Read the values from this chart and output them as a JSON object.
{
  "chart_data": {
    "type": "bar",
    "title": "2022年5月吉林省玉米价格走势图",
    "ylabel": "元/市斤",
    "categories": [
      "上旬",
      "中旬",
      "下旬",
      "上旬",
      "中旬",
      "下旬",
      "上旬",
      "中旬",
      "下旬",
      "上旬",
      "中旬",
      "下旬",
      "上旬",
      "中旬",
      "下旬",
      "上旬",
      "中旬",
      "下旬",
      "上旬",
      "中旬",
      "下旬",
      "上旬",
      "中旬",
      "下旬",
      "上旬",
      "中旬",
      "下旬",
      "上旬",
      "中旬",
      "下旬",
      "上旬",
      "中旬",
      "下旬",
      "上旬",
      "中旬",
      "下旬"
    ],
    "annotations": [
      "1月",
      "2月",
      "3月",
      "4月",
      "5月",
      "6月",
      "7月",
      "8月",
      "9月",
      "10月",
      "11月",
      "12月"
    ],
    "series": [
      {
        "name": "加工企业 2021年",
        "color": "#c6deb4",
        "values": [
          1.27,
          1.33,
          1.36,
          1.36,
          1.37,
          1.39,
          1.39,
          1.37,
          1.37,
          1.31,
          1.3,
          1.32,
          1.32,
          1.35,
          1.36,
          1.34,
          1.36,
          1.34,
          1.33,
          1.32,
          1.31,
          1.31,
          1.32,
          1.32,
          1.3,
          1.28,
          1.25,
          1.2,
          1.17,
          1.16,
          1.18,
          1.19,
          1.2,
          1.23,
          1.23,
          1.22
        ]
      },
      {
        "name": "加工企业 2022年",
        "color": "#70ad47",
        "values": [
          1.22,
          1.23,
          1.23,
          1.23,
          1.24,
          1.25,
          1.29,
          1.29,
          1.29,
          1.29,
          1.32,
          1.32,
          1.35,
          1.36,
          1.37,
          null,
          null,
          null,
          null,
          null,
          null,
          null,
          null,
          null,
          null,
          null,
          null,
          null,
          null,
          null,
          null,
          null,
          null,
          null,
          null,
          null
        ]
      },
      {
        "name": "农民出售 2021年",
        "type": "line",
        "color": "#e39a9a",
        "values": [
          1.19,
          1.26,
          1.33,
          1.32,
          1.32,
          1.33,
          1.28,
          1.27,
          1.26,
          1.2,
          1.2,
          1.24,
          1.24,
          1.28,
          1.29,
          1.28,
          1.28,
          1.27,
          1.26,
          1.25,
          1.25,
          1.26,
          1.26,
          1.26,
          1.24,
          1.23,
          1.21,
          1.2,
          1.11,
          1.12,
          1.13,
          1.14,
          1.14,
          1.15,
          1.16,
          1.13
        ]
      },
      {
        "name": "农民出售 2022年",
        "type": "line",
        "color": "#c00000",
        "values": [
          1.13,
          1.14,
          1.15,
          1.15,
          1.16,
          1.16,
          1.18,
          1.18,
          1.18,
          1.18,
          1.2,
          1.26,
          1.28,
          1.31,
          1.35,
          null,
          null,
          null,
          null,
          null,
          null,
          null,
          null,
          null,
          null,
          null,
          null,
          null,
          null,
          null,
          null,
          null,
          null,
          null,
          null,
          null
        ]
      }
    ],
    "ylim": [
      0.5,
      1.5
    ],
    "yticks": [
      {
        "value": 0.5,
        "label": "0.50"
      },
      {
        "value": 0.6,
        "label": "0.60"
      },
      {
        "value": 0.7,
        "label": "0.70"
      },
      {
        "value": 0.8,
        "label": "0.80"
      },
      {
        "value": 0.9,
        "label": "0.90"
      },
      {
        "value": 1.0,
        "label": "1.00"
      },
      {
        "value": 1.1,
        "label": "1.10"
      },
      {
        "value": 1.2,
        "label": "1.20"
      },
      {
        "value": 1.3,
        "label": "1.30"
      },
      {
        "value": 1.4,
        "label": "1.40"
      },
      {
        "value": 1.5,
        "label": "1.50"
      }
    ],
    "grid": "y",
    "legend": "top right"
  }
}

TASK GOAL:
Print the records once more, exactly as they were given.

WORKED ANSWER:
Read the values from this chart and output them as a JSON object.
{
  "chart_data": {
    "type": "bar",
    "title": "2022年5月吉林省玉米价格走势图",
    "ylabel": "元/市斤",
    "categories": [
      "上旬",
      "中旬",
      "下旬",
      "上旬",
      "中旬",
      "下旬",
      "上旬",
      "中旬",
      "下旬",
      "上旬",
      "中旬",
      "下旬",
      "上旬",
      "中旬",
      "下旬",
      "上旬",
      "中旬",
      "下旬",
      "上旬",
      "中旬",
      "下旬",
      "上旬",
      "中旬",
      "下旬",
      "上旬",
      "中旬",
      "下旬",
      "上旬",
      "中旬",
      "下旬",
      "上旬",
      "中旬",
      "下旬",
      "上旬",
      "中旬",
      "下旬"
    ],
    "annotations": [
      "1月",
      "2月",
      "3月",
      "4月",
      "5月",
      "6月",
      "7月",
      "8月",
      "9月",
      "10月",
      "11月",
      "12月"
    ],
    "series": [
      {
        "name": "加工企业 2021年",
        "color": "#c6deb4",
        "values": [
          1.27,
          1.33,
          1.36,
          1.36,
          1.37,
          1.39,
          1.39,
          1.37,
          1.37,
          1.31,
          1.3,
          1.32,
          1.32,
          1.35,
          1.36,
          1.34,
          1.36,
          1.34,
          1.33,
          1.32,
          1.31,
          1.31,
          1.32,
          1.32,
          1.3,
          1.28,
          1.25,
          1.2,
          1.17,
          1.16,
          1.18,
          1.19,
          1.2,
          1.23,
          1.23,
          1.22
        ]
      },
      {
        "name": "加工企业 2022年",
        "color": "#70ad47",
        "values": [
          1.22,
          1.23,
          1.23,
          1.23,
          1.24,
          1.25,
          1.29,
          1.29,
          1.29,
          1.29,
          1.32,
          1.32,
          1.35,
          1.36,
          1.37,
          null,
          null,
          null,
          null,
          null,
          null,
          null,
          null,
          null,
          null,
          null,
          null,
          null,
          null,
          null,
          null,
          null,
          null,
          null,
          null,
          null
        ]
      },
      {
        "name": "农民出售 2021年",
        "type": "line",
        "color": "#e39a9a",
        "values": [
          1.19,
          1.26,
          1.33,
          1.32,
          1.32,
          1.33,
          1.28,
          1.27,
          1.26,
          1.2,
          1.2,
          1.24,
          1.24,
          1.28,
          1.29,
          1.28,
          1.28,
          1.27,
          1.26,
          1.25,
          1.25,
          1.26,
          1.26,
          1.26,
          1.24,
          1.23,
          1.21,
          1.2,
          1.11,
          1.12,
          1.13,
          1.14,
          1.14,
          1.15,
          1.16,
          1.13
        ]
      },
      {
        "name": "农民出售 2022年",
        "type": "line",
        "color": "#c00000",
        "values": [
          1.13,
          1.14,
          1.15,
          1.15,
          1.16,
          1.16,
          1.18,
          1.18,
          1.18,
          1.18,
          1.2,
          1.26,
          1.28,
          1.31,
          1.35,
          null,
          null,
          null,
          null,
          null,
          null,
          null,
          null,
          null,
          null,
          null,
          null,
          null,
          null,
          null,
          null,
          null,
          null,
          null,
          null,
          null
        ]
      }
    ],
    "ylim": [
      0.5,
      1.5
    ],
    "yticks": [
      {
        "value": 0.5,
        "label": "0.50"
      },
      {
        "value": 0.6,
        "label": "0.60"
      },
      {
        "value": 0.7,
        "label": "0.70"
      },
      {
        "value": 0.8,
        "label": "0.80"
      },
      {
        "value": 0.9,
        "label": "0.90"
      },
      {
        "value": 1.0,
        "label": "1.00"
      },
      {
        "value": 1.1,
        "label": "1.10"
      },
      {
        "value": 1.2,
        "label": "1.20"
      },
      {
        "value": 1.3,
        "label": "1.30"
      },
      {
        "value": 1.4,
        "label": "1.40"
      },
      {
        "value": 1.5,
        "label": "1.50"
      }
    ],
    "grid": "y",
    "legend": "top right"
  }
}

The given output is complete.